Each entry needs to be restated exactly as written.

# START OF Dataset rows

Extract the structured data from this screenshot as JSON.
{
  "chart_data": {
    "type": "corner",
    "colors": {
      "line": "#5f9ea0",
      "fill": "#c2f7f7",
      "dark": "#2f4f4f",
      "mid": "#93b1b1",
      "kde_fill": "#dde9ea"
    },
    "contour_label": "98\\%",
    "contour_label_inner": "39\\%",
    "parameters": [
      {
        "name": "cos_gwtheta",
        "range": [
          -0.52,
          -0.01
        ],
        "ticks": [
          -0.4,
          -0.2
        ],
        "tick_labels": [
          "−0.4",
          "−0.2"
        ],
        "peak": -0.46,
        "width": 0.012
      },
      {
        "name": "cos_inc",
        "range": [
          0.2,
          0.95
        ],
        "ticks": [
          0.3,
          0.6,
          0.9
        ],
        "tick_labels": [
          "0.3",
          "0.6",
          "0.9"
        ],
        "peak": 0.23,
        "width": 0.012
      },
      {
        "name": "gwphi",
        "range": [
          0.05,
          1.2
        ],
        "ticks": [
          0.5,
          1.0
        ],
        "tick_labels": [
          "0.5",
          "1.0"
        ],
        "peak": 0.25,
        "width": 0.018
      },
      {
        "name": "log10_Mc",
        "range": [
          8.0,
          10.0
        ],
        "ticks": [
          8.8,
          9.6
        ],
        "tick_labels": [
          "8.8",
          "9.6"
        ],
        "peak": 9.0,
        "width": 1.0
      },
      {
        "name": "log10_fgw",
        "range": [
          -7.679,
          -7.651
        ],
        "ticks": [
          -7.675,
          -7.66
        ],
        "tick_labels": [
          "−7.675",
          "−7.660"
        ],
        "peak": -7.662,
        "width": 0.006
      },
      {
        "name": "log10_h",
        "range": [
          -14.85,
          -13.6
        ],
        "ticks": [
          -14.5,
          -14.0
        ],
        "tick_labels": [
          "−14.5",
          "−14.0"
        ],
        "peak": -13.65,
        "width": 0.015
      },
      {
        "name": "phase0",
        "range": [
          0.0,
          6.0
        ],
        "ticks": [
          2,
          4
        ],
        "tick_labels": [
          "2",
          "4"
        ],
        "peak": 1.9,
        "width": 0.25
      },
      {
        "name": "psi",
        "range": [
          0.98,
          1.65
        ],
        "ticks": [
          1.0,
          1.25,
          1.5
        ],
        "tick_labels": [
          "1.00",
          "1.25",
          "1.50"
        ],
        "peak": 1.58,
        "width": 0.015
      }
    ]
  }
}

# END OF Dataset rows

**Solution**
Extract the structured data from this screenshot as JSON.
{
  "chart_data": {
    "type": "corner",
    "colors": {
      "line": "#5f9ea0",
      "fill": "#c2f7f7",
      "dark": "#2f4f4f",
      "mid": "#93b1b1",
      "kde_fill": "#dde9ea"
    },
    "contour_label": "98\\%",
    "contour_label_inner": "39\\%",
    "parameters": [
      {
        "name": "cos_gwtheta",
        "range": [
          -0.52,
          -0.01
        ],
        "ticks": [
          -0.4,
          -0.2
        ],
        "tick_labels": [
          "−0.4",
          "−0.2"
        ],
        "peak": -0.46,
        "width": 0.012
      },
      {
        "name": "cos_inc",
        "range": [
          0.2,
          0.95
        ],
        "ticks": [
          0.3,
          0.6,
          0.9
        ],
        "tick_labels": [
          "0.3",
          "0.6",
          "0.9"
        ],
        "peak": 0.23,
        "width": 0.012
      },
      {
        "name": "gwphi",
        "range": [
          0.05,
          1.2
        ],
        "ticks": [
          0.5,
          1.0
        ],
        "tick_labels": [
          "0.5",
          "1.0"
        ],
        "peak": 0.25,
        "width": 0.018
      },
      {
        "name": "log10_Mc",
        "range": [
          8.0,
          10.0
        ],
        "ticks": [
          8.8,
          9.6
        ],
        "tick_labels": [
          "8.8",
          "9.6"
        ],
        "peak": 9.0,
        "width": 1.0
      },
      {
        "name": "log10_fgw",
        "range": [
          -7.679,
          -7.651
        ],
        "ticks": [
          -7.675,
          -7.66
        ],
        "tick_labels": [
          "−7.675",
          "−7.660"
        ],
        "peak": -7.662,
        "width": 0.006
      },
      {
        "name": "log10_h",
        "range": [
          -14.85,
          -13.6
        ],
        "ticks": [
          -14.5,
          -14.0
        ],
        "tick_labels": [
          "−14.5",
          "−14.0"
        ],
        "peak": -13.65,
        "width": 0.015
      },
      {
        "name": "phase0",
        "range": [
          0.0,
          6.0
        ],
        "ticks": [
          2,
          4
        ],
        "tick_labels": [
          "2",
          "4"
        ],
        "peak": 1.9,
        "width": 0.25
      },
      {
        "name": "psi",
        "range": [
          0.98,
          1.65
        ],
        "ticks": [
          1.0,
          1.25,
          1.5
        ],
        "tick_labels": [
          "1.00",
          "1.25",
          "1.50"
        ],
        "peak": 1.58,
        "width": 0.015
      }
    ]
  }
}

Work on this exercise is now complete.